**What is being asked**:
Write the records below out again exactly as given, with no images.
== Data provided
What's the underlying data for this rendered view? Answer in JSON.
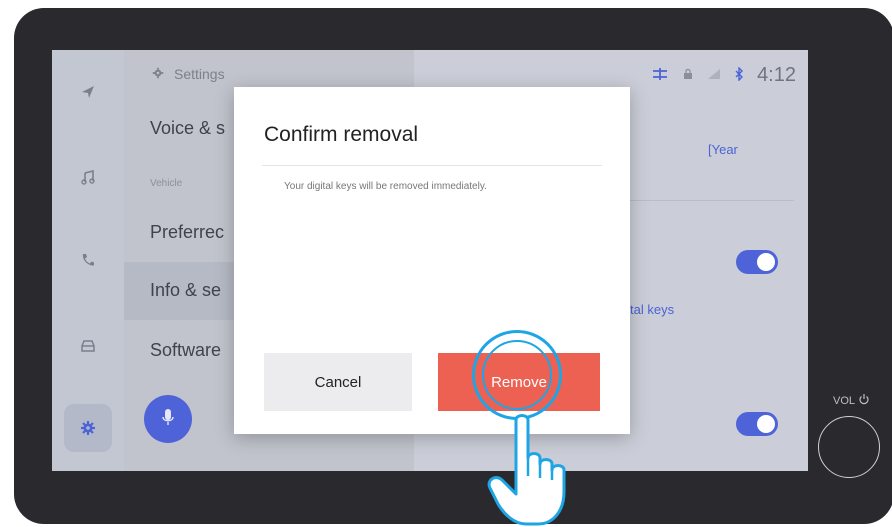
{
  "status_bar": {
    "time": "4:12"
  },
  "settings_list": {
    "header": "Settings",
    "items": [
      {
        "label": "Voice & s"
      },
      {
        "label": "Preferrec"
      },
      {
        "label": "Info & se"
      },
      {
        "label": "Software"
      }
    ],
    "section_label": "Vehicle"
  },
  "right_pane": {
    "year_link": "[Year",
    "keys_link": "tal keys"
  },
  "dialog": {
    "title": "Confirm removal",
    "message": "Your digital keys will be removed immediately.",
    "cancel_label": "Cancel",
    "remove_label": "Remove"
  },
  "volume": {
    "label": "VOL"
  },
  "colors": {
    "accent": "#4f63d9",
    "danger": "#ec6152",
    "tap_indicator": "#1ea5e6"
  },
  "icons": [
    "navigation-icon",
    "music-icon",
    "phone-icon",
    "car-icon",
    "gear-icon",
    "microphone-icon",
    "power-icon"
  ]
}
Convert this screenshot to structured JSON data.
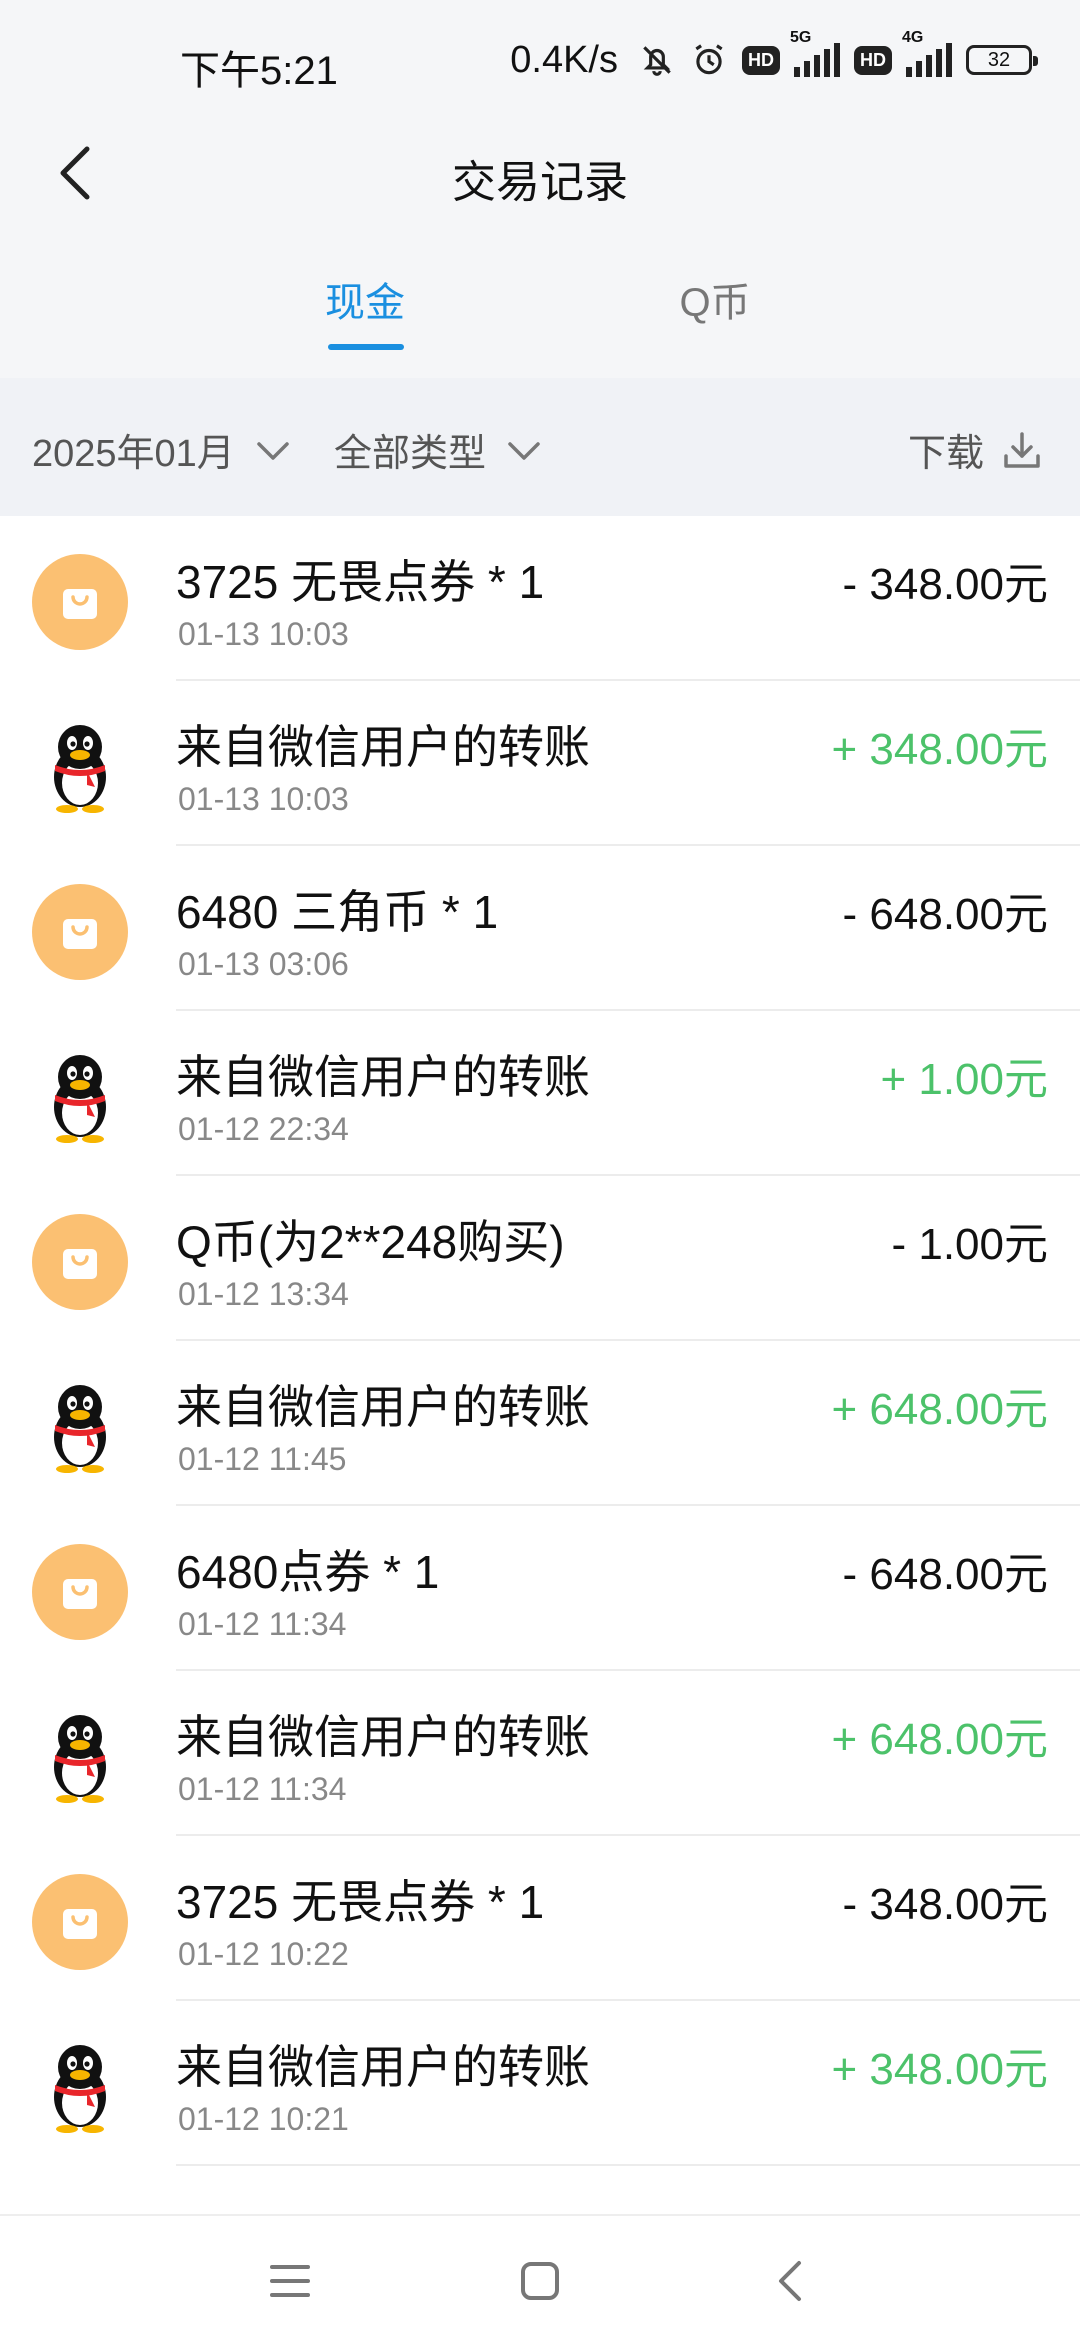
====
**Final result**:
What's the underlying data for this rendered view? Answer in JSON.
{
  "status_bar": {
    "time": "4:12"
  },
  "settings_list": {
    "header": "Settings",
    "items": [
      {
        "label": "Voice & s"
      },
      {
        "label": "Preferrec"
      },
      {
        "label": "Info & se"
      },
      {
        "label": "Software"
      }
    ],
    "section_label": "Vehicle"
  },
  "right_pane": {
    "year_link": "[Year",
    "keys_link": "tal keys"
  },
  "dialog": {
    "title": "Confirm removal",
    "message": "Your digital keys will be removed immediately.",
    "cancel_label": "Cancel",
    "remove_label": "Remove"
  },
  "volume": {
    "label": "VOL"
  },
  "colors": {
    "accent": "#4f63d9",
    "danger": "#ec6152",
    "tap_indicator": "#1ea5e6"
  },
  "icons": [
    "navigation-icon",
    "music-icon",
    "phone-icon",
    "car-icon",
    "gear-icon",
    "microphone-icon",
    "power-icon"
  ]
}
Convert this screenshot to structured JSON data.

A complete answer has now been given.